### [Supplied text]

···

Esempio n. 1
0
    def inference(self):
        ### restore where we left off
        self._restore_inference()
        inference_itr = self._get_inference_itr()
        inference_step = self._get_inference_step()
        train_itr = self._get_train_itr()

        self._run_rsync()

        assert (self._eval_sampler is None)  # TODO: temporary
        train_rollouts = []
        eval_rollouts = []

        self._reset_sampler()

        timeit.reset()
        timeit.start('total')
        while True:
            train_step = self._get_train_step()
            if inference_step > self._total_steps:
                break

            ### sample and add to buffer
            if inference_step > self._sample_after_n_steps:
                timeit.start('sample')
                try:
                    self._sampler.step(
                        inference_step,
                        take_random_actions=(
                            inference_step <= self._learn_after_n_steps
                            or inference_step <= self._onpolicy_after_n_steps),
                        explore=True)
                    inference_step += self._sampler.n_envs
                except Exception as e:
                    logger.warn('Sampler exception {0}'.format(str(e)))
                    trashed_steps = self._sampler.trash_current_rollouts()
                    inference_step -= trashed_steps
                    logger.warn('Trashed {0} steps'.format(trashed_steps))
                    while not self._env.ros_is_good(
                            print=False):  # TODO hard coded
                        time.sleep(0.25)
                    self._reset_sampler()
                    logger.warn('Continuing...')
                timeit.stop('sample')
            else:
                inference_step += self._sampler.n_envs

            ### sample and DON'T add to buffer (for validation)
            if self._eval_sampler is not None and inference_step > 0 and inference_step % self._eval_every_n_steps == 0:
                timeit.start('eval')
                eval_rollouts_step = []
                eval_step = inference_step
                while len(eval_rollouts_step) == 0:
                    self._eval_sampler.step(eval_step, explore=False)
                    eval_rollouts_step = self._eval_sampler.get_recent_paths()
                    eval_step += 1
                eval_rollouts += eval_rollouts_step
                timeit.stop('eval')

            ### log
            if inference_step % self._log_every_n_steps == 0:
                logger.info('train itr {0:04d} inference itr {1:04d}'.format(
                    train_itr, inference_itr))
                logger.record_tabular('Train step', train_step)
                logger.record_tabular('Inference step', inference_step)

···

### [Objective A]
Could you rewrite the stretch of the inference code from "assert (self._eval_sampler is" through "timeit.start('total')", with "timeit" replaced by "timer"?

### [Source records]

···

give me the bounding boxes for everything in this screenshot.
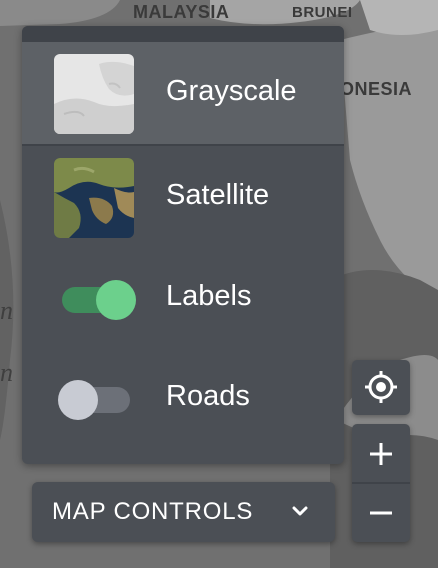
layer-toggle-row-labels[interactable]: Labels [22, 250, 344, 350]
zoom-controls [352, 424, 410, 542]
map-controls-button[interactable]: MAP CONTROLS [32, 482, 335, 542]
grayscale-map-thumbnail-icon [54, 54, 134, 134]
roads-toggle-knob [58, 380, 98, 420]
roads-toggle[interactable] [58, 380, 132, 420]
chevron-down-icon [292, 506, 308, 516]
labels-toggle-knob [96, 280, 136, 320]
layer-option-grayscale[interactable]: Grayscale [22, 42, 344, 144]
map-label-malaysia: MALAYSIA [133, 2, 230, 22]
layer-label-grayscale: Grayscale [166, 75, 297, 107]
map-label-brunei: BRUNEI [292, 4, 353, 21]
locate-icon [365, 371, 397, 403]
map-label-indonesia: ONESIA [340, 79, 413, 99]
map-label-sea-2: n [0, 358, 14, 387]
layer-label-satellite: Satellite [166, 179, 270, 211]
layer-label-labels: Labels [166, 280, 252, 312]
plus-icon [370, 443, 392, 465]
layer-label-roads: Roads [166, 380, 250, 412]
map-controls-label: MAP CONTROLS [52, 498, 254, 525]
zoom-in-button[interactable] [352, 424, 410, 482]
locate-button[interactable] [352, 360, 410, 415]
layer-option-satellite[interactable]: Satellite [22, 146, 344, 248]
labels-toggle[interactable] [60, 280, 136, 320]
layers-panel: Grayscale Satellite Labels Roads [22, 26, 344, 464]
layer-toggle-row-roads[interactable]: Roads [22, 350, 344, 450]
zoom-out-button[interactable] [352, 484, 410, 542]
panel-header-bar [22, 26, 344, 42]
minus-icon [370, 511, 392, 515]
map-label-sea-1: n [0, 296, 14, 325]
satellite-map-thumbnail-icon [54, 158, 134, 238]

···

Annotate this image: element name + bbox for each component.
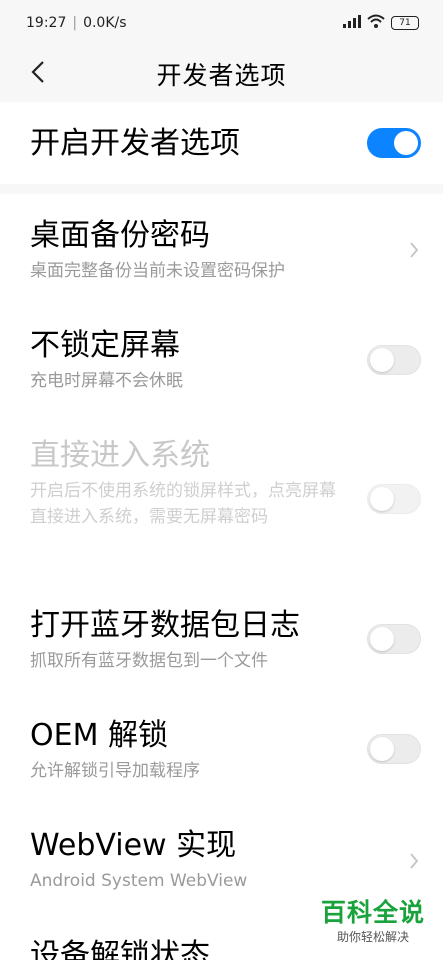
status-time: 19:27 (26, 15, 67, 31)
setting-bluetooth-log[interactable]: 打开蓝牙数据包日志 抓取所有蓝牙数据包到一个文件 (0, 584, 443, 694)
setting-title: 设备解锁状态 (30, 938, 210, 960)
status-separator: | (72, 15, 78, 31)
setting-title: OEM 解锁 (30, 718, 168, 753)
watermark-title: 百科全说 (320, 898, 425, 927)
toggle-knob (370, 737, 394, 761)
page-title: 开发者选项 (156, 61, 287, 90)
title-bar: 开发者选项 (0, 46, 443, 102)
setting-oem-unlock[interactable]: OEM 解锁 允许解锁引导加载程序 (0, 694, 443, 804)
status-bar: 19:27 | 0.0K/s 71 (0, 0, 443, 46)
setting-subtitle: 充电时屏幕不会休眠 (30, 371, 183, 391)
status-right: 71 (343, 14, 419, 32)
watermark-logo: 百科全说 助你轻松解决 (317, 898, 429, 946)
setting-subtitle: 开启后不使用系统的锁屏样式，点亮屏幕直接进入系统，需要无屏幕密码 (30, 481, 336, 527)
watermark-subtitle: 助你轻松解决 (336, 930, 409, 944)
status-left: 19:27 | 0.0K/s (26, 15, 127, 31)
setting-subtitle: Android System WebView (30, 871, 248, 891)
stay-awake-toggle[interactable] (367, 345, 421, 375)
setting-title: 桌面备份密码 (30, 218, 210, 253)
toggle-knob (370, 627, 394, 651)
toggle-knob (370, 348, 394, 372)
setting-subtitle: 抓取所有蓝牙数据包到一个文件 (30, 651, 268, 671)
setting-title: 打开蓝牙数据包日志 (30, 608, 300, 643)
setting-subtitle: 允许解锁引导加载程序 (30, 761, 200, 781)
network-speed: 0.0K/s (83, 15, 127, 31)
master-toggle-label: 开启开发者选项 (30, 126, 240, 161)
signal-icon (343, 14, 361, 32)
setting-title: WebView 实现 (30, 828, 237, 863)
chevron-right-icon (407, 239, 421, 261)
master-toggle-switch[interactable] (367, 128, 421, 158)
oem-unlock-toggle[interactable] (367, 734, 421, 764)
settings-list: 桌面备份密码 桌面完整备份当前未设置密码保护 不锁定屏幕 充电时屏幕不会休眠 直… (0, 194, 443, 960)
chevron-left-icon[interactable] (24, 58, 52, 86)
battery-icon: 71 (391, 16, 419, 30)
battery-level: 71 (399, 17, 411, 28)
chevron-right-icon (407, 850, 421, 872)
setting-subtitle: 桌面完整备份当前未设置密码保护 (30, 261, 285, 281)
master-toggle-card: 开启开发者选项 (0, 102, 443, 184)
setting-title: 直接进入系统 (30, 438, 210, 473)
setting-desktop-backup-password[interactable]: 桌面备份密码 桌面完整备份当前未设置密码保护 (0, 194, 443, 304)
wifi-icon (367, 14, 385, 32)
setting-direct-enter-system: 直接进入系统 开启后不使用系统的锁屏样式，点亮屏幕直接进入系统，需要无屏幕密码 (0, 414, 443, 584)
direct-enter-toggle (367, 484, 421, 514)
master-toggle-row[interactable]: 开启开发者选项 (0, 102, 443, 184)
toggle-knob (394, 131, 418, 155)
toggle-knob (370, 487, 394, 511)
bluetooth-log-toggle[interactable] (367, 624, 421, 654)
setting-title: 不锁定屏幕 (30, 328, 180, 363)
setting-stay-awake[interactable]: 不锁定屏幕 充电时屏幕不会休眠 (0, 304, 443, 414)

···

### [Objective B]
Can you put the stretch of rows from the line containing "250, 344, 350]" through the line containing "layer-label-grayscale: Grayscale [166, 75, 297, 107]" into a JSON list of strings, one string per line, with blank lines left out?

### [Full output A]
assert (self._eval_sampler is None)  # TODO: temporary
        train_rollouts = []
        eval_rollouts = []

        self._reset_sampler()

        timer.reset()
        timer.start('total')

### [Full output B]
[
  "layer-toggle-row-labels[interactable]: Labels [22, 250, 344, 350]",
  "zoom-controls [352, 424, 410, 542]",
  "map-controls-button[interactable]: MAP CONTROLS [32, 482, 335, 542]",
  "grayscale-map-thumbnail-icon [54, 54, 134, 134]",
  "roads-toggle-knob [58, 380, 98, 420]",
  "roads-toggle[interactable] [58, 380, 132, 420]",
  "chevron-down-icon [292, 506, 308, 516]",
  "labels-toggle-knob [96, 280, 136, 320]",
  "layer-option-grayscale[interactable]: Grayscale [22, 42, 344, 144]",
  "map-label-malaysia: MALAYSIA [133, 2, 230, 22]",
  "layer-label-grayscale: Grayscale [166, 75, 297, 107]"
]